Task statement = If a line in the entries contains the word "methane", list it.

[Document page image records]
::::

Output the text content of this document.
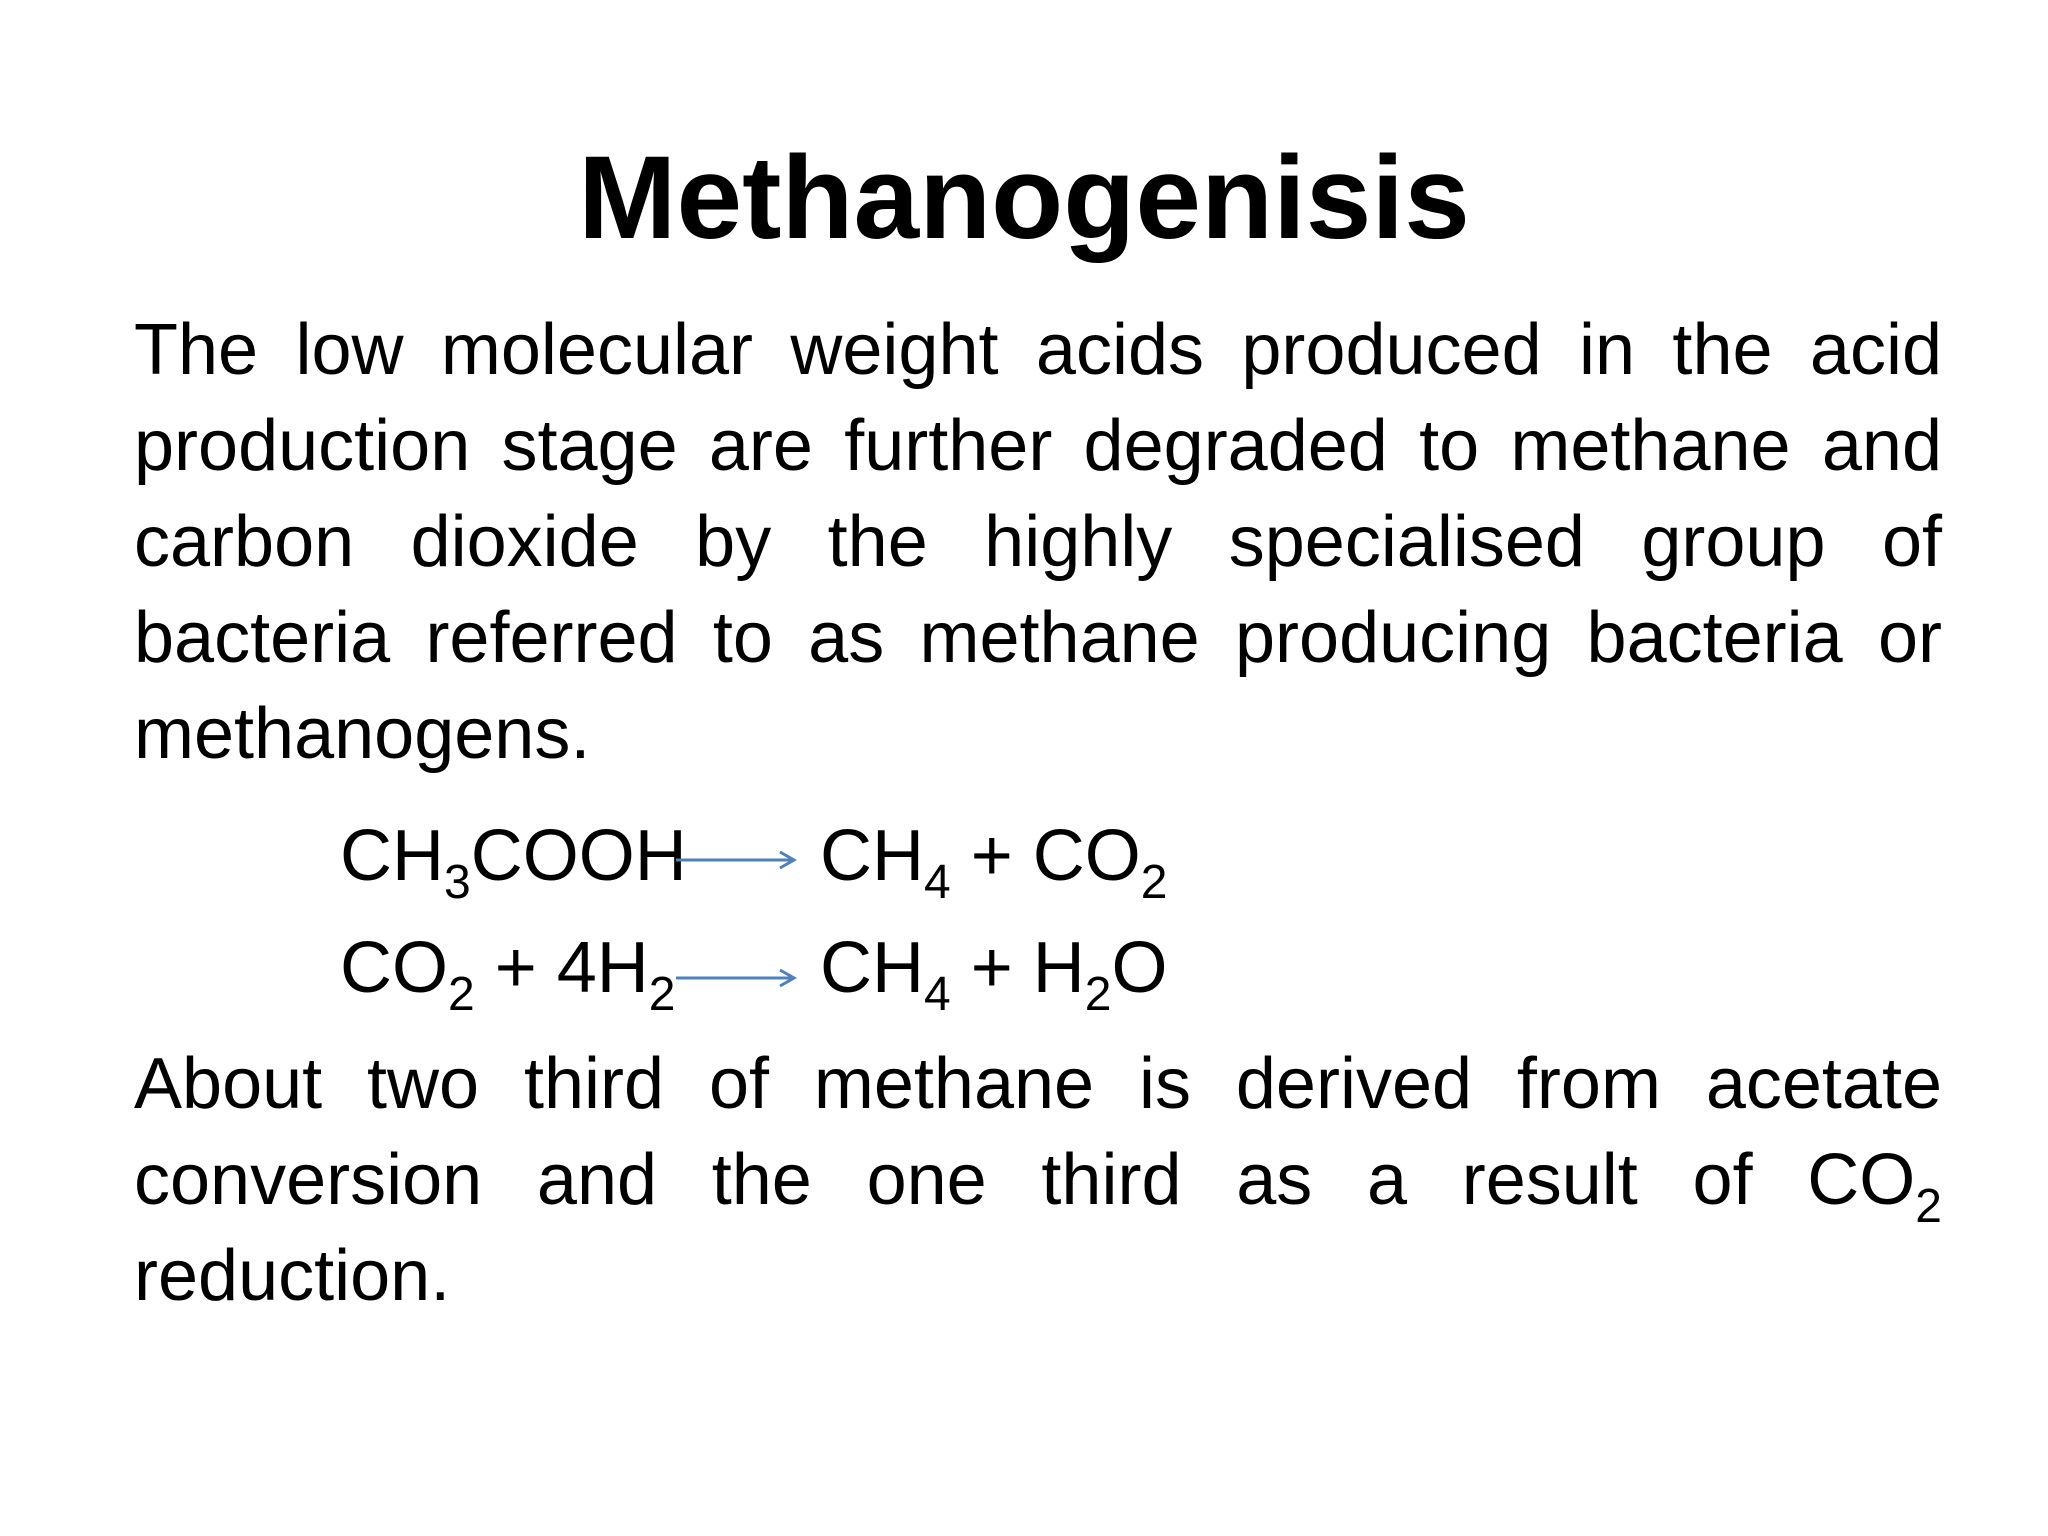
Methanogenisis
The low molecular weight acids produced in the acid production stage are further degraded to methane and carbon dioxide by the highly specialised group of bacteria referred to as methane producing bacteria or methanogens.
$CH_3COOH \to CH_4 + CO_2$
$CO_2 + 4H_2 \to CH_4 + H_2O$
About two third of methane is derived from acetate conversion and the one third as a result of $CO_2$ reduction.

::::

Answer to the exercise =
The low molecular weight acids produced in the acid production stage are further degraded to methane and carbon dioxide by the highly specialised group of bacteria referred to as methane producing bacteria or methanogens.
About two third of methane is derived from acetate conversion and the one third as a result of $CO_2$ reduction.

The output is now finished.